[Stored records]
──────────

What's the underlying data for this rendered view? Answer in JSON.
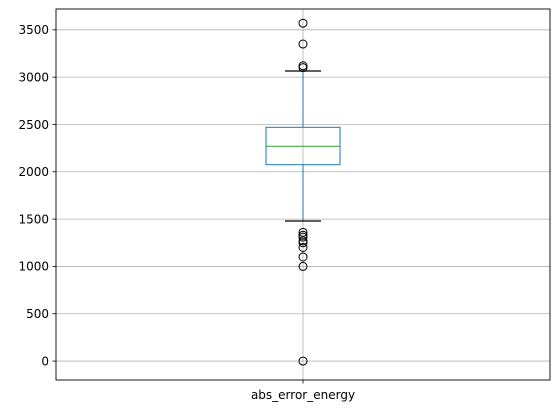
{
  "chart_data": {
    "type": "boxplot",
    "categories": [
      "abs_error_energy"
    ],
    "ylim": [
      -200,
      3720
    ],
    "yticks": [
      0,
      500,
      1000,
      1500,
      2000,
      2500,
      3000,
      3500
    ],
    "ytick_labels": [
      "0",
      "500",
      "1000",
      "1500",
      "2000",
      "2500",
      "3000",
      "3500"
    ],
    "grid": true,
    "box": {
      "q1": 2075,
      "median": 2270,
      "q3": 2470,
      "whisker_low": 1480,
      "whisker_high": 3065
    },
    "outliers": [
      3570,
      3350,
      3120,
      3100,
      1360,
      1330,
      1310,
      1270,
      1250,
      1200,
      1100,
      1000,
      0
    ],
    "colors": {
      "box": "#1f77b4",
      "median": "#2ca02c",
      "whisker": "#1f77b4",
      "cap": "#000000",
      "grid": "#b0b0b0",
      "outlier_edge": "#000000"
    }
  }
}
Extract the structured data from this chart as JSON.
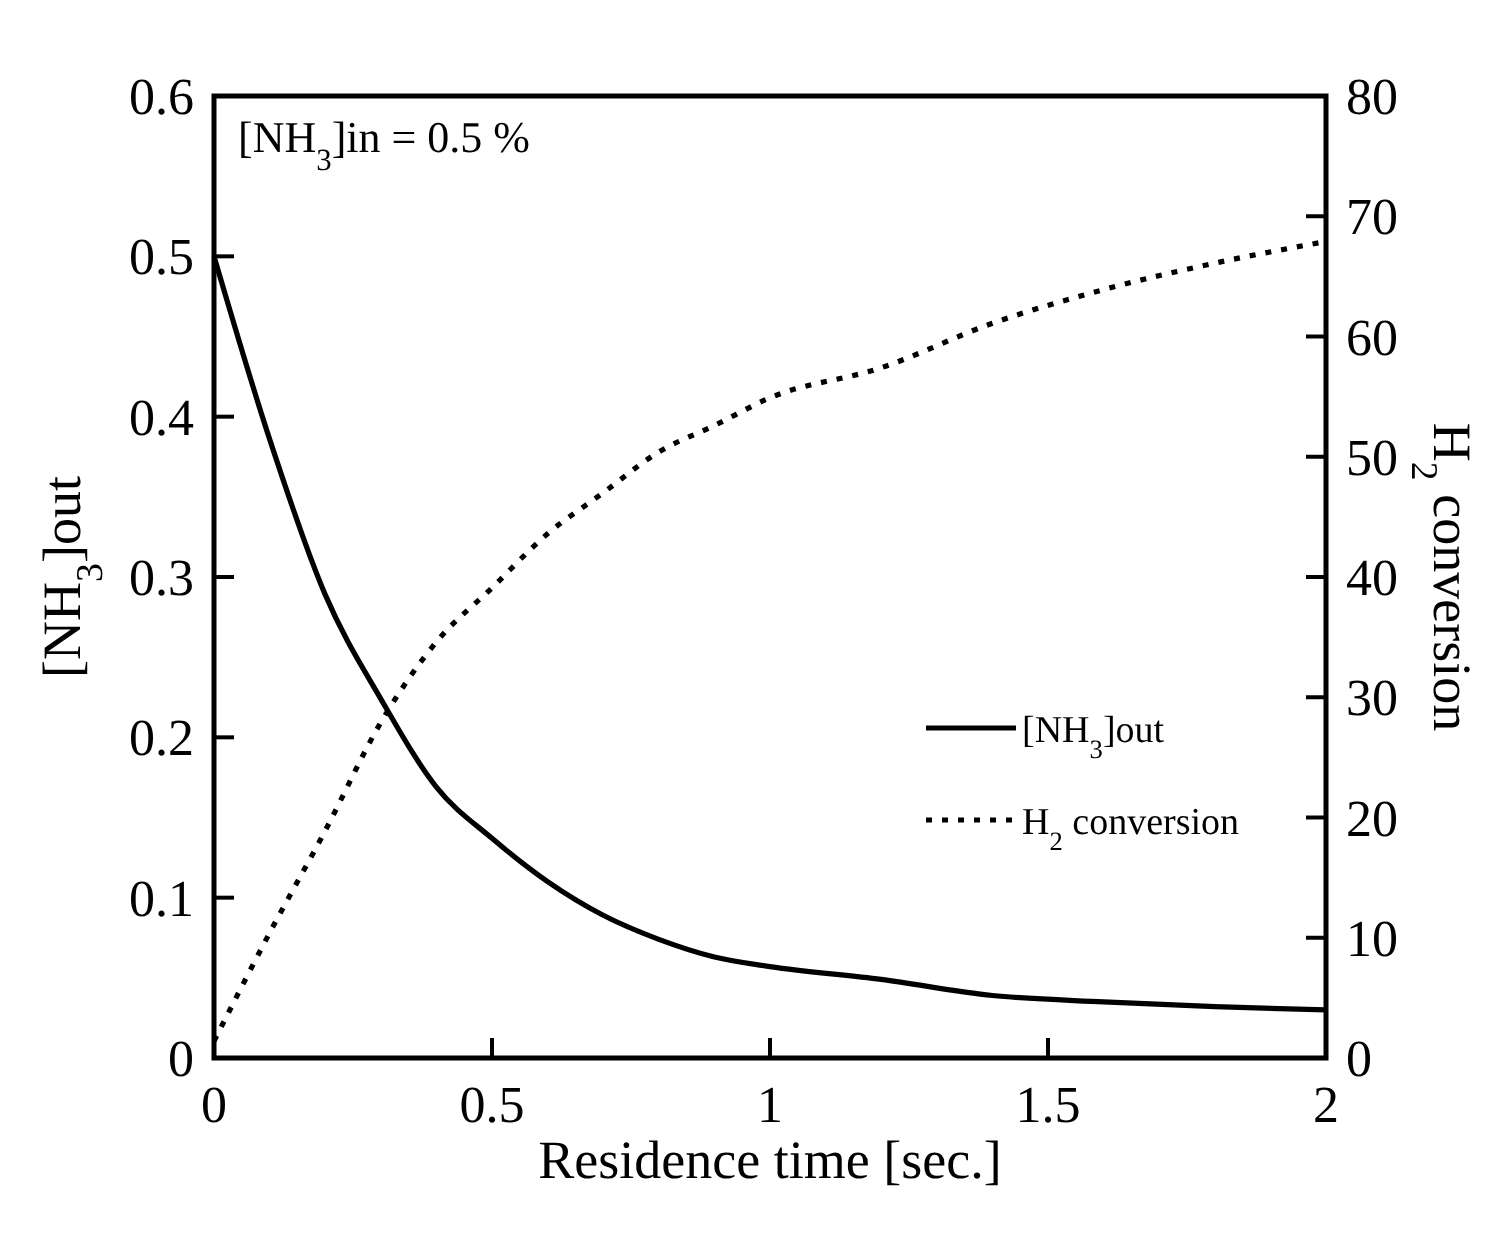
{
  "chart_data": {
    "type": "line",
    "xlabel": "Residence time [sec.]",
    "ylabel": "[NH$_{3}$]out",
    "y2label": "H$_{2}$ conversion",
    "annotations": [
      "[NH$_{3}$]in = 0.5 %"
    ],
    "x": [
      0,
      0.1,
      0.2,
      0.3,
      0.4,
      0.5,
      0.6,
      0.7,
      0.8,
      0.9,
      1.0,
      1.2,
      1.4,
      1.6,
      1.8,
      2.0
    ],
    "series": [
      {
        "name": "[NH$_{3}$]out",
        "color": "#000000",
        "line_style": "solid",
        "values": [
          0.5,
          0.386,
          0.289,
          0.224,
          0.169,
          0.137,
          0.11,
          0.089,
          0.074,
          0.063,
          0.057,
          0.049,
          0.039,
          0.035,
          0.032,
          0.03
        ]
      },
      {
        "name": "H$_{2}$ conversion",
        "color": "#000000",
        "line_style": "dotted",
        "axis": "y2",
        "values": [
          1.4,
          10.4,
          18.9,
          27.9,
          34.6,
          39.1,
          43.6,
          47,
          50.4,
          52.6,
          54.9,
          57.4,
          61.1,
          63.9,
          66.1,
          67.9
        ]
      }
    ],
    "xlim": [
      0,
      2
    ],
    "xticks": [
      0,
      0.5,
      1,
      1.5,
      2
    ],
    "ylim": [
      0,
      0.6
    ],
    "yticks": [
      0,
      0.1,
      0.2,
      0.3,
      0.4,
      0.5,
      0.6
    ],
    "y2lim": [
      0,
      80
    ],
    "y2ticks": [
      0,
      10,
      20,
      30,
      40,
      50,
      60,
      70,
      80
    ],
    "legend": "bottom right",
    "grid": false,
    "marker": "none"
  }
}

──────────

- Instruction
Quote exactly the lines from the one that contains "Extract the structured" through the end of the listing above, both ends included, leaving out the pictures.

- Response to this task
Extract the structured data from this chart as JSON.
{
  "chart_data": {
    "type": "line",
    "xlabel": "Residence time [sec.]",
    "ylabel": "[NH$_{3}$]out",
    "y2label": "H$_{2}$ conversion",
    "annotations": [
      "[NH$_{3}$]in = 0.5 %"
    ],
    "x": [
      0,
      0.1,
      0.2,
      0.3,
      0.4,
      0.5,
      0.6,
      0.7,
      0.8,
      0.9,
      1.0,
      1.2,
      1.4,
      1.6,
      1.8,
      2.0
    ],
    "series": [
      {
        "name": "[NH$_{3}$]out",
        "color": "#000000",
        "line_style": "solid",
        "values": [
          0.5,
          0.386,
          0.289,
          0.224,
          0.169,
          0.137,
          0.11,
          0.089,
          0.074,
          0.063,
          0.057,
          0.049,
          0.039,
          0.035,
          0.032,
          0.03
        ]
      },
      {
        "name": "H$_{2}$ conversion",
        "color": "#000000",
        "line_style": "dotted",
        "axis": "y2",
        "values": [
          1.4,
          10.4,
          18.9,
          27.9,
          34.6,
          39.1,
          43.6,
          47,
          50.4,
          52.6,
          54.9,
          57.4,
          61.1,
          63.9,
          66.1,
          67.9
        ]
      }
    ],
    "xlim": [
      0,
      2
    ],
    "xticks": [
      0,
      0.5,
      1,
      1.5,
      2
    ],
    "ylim": [
      0,
      0.6
    ],
    "yticks": [
      0,
      0.1,
      0.2,
      0.3,
      0.4,
      0.5,
      0.6
    ],
    "y2lim": [
      0,
      80
    ],
    "y2ticks": [
      0,
      10,
      20,
      30,
      40,
      50,
      60,
      70,
      80
    ],
    "legend": "bottom right",
    "grid": false,
    "marker": "none"
  }
}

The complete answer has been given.